### EXERCISE INSTRUCTIONS:
Return only the number of lines holding the word "frutos".

☆ ☆ ☆ ☆ ☆ ☆ ☆

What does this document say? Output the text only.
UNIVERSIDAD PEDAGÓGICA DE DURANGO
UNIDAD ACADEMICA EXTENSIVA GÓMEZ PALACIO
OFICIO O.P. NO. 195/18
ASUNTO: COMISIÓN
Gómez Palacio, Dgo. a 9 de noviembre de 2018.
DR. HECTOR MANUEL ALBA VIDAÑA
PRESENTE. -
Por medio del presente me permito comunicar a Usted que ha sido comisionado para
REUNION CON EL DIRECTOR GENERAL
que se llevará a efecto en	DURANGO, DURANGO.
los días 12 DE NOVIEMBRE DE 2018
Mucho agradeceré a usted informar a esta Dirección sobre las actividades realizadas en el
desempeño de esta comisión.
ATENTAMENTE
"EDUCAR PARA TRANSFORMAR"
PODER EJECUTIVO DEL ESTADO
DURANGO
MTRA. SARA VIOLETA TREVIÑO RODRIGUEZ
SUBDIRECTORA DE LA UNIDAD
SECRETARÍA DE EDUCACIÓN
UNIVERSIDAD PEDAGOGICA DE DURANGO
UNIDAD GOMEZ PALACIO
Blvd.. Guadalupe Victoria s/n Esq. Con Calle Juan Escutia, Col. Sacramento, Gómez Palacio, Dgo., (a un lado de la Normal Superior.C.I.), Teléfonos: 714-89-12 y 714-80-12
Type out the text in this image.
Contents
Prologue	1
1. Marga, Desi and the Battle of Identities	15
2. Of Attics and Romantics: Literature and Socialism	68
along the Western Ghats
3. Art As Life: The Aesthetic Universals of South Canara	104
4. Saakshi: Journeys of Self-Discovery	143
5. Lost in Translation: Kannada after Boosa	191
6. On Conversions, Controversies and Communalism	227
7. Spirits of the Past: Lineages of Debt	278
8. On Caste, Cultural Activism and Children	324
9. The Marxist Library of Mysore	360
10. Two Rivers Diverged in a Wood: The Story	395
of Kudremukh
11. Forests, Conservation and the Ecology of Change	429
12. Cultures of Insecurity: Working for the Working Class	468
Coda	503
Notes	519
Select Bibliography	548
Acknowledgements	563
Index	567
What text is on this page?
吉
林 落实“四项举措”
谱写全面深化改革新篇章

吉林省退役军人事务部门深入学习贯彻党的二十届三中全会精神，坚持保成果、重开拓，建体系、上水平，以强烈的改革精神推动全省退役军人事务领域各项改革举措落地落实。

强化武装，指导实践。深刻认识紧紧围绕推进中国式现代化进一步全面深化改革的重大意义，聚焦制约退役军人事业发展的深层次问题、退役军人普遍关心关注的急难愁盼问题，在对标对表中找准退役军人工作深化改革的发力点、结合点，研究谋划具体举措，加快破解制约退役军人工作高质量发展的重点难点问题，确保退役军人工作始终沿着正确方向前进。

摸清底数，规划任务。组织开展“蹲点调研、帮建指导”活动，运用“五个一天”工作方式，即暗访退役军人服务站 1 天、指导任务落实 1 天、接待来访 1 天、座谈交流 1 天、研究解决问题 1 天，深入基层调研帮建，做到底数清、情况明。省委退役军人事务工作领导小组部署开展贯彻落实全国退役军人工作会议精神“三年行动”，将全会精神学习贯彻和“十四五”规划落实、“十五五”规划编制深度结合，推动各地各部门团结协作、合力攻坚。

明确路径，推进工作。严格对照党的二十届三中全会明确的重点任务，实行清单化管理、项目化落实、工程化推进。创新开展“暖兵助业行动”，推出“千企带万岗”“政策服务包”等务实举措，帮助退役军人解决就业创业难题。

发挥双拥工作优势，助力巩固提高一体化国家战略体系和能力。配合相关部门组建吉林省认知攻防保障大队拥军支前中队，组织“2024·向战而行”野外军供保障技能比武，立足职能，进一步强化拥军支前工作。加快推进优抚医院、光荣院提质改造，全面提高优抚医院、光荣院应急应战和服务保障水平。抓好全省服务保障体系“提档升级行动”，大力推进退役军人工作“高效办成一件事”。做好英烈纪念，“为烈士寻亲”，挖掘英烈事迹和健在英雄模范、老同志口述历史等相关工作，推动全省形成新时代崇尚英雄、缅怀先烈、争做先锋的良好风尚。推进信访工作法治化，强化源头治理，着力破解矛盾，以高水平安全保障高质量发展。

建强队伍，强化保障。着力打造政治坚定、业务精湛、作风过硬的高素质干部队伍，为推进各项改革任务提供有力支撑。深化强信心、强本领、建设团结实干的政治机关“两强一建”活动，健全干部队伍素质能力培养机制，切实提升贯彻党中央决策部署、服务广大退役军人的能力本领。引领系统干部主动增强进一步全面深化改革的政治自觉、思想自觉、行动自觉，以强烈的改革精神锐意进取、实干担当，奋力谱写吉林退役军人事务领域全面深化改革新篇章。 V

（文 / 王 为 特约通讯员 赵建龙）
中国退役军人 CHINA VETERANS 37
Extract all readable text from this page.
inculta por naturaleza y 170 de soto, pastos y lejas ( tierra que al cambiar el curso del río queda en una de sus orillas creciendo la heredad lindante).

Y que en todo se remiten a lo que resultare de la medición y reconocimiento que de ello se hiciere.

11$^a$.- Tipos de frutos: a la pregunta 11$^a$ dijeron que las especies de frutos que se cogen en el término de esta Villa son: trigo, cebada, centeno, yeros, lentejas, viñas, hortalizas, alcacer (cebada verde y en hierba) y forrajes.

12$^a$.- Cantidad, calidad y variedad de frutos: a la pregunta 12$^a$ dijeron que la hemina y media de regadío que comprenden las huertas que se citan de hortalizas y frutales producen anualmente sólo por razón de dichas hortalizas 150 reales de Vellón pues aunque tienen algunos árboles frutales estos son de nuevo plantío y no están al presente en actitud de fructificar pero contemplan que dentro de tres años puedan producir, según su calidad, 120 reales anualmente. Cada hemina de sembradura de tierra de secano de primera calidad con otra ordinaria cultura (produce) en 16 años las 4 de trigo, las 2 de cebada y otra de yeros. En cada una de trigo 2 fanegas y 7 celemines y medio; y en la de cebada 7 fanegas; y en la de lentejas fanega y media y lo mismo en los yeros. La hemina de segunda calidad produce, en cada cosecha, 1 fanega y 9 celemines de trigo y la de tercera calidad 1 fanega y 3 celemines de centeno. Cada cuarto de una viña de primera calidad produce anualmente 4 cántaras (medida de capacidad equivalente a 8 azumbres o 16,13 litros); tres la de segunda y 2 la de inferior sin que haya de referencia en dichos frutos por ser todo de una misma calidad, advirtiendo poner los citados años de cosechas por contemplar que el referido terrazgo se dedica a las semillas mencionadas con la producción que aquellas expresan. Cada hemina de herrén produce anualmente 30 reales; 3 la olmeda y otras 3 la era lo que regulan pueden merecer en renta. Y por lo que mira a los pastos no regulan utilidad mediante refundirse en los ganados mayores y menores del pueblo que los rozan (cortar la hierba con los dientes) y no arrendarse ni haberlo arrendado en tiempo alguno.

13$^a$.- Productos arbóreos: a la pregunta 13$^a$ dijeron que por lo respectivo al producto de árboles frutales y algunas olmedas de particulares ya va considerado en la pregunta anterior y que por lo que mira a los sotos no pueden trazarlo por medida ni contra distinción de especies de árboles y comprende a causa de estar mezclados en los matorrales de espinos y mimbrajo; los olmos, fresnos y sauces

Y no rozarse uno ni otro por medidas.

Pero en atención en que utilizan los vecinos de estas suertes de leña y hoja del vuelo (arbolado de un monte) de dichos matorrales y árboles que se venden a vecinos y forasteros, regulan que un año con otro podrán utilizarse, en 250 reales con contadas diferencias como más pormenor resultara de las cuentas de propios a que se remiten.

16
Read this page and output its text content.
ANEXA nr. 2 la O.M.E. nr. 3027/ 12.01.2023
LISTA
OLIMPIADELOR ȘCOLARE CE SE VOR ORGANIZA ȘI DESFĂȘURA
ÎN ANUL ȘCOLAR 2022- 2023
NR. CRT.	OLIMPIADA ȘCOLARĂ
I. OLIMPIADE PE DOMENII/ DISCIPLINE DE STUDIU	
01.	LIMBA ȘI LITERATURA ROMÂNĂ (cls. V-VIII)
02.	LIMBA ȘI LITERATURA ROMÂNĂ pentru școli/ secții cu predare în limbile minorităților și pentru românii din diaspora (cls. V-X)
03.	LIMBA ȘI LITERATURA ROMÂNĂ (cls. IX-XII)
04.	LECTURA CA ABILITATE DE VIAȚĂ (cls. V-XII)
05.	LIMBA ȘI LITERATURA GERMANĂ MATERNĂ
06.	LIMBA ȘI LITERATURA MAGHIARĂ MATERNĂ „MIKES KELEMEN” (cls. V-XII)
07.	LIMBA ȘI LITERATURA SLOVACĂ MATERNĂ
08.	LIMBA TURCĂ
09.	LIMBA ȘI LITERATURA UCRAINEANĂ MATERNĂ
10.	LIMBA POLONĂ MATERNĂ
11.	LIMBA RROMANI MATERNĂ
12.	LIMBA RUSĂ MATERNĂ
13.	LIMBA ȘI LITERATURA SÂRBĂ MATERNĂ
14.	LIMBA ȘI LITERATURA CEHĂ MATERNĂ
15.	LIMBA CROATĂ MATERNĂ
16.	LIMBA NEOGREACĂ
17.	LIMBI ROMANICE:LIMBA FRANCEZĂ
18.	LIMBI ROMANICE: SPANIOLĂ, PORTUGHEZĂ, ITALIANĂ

☆ ☆ ☆ ☆ ☆ ☆ ☆

### OUTPUT FOR THIS TASK:
2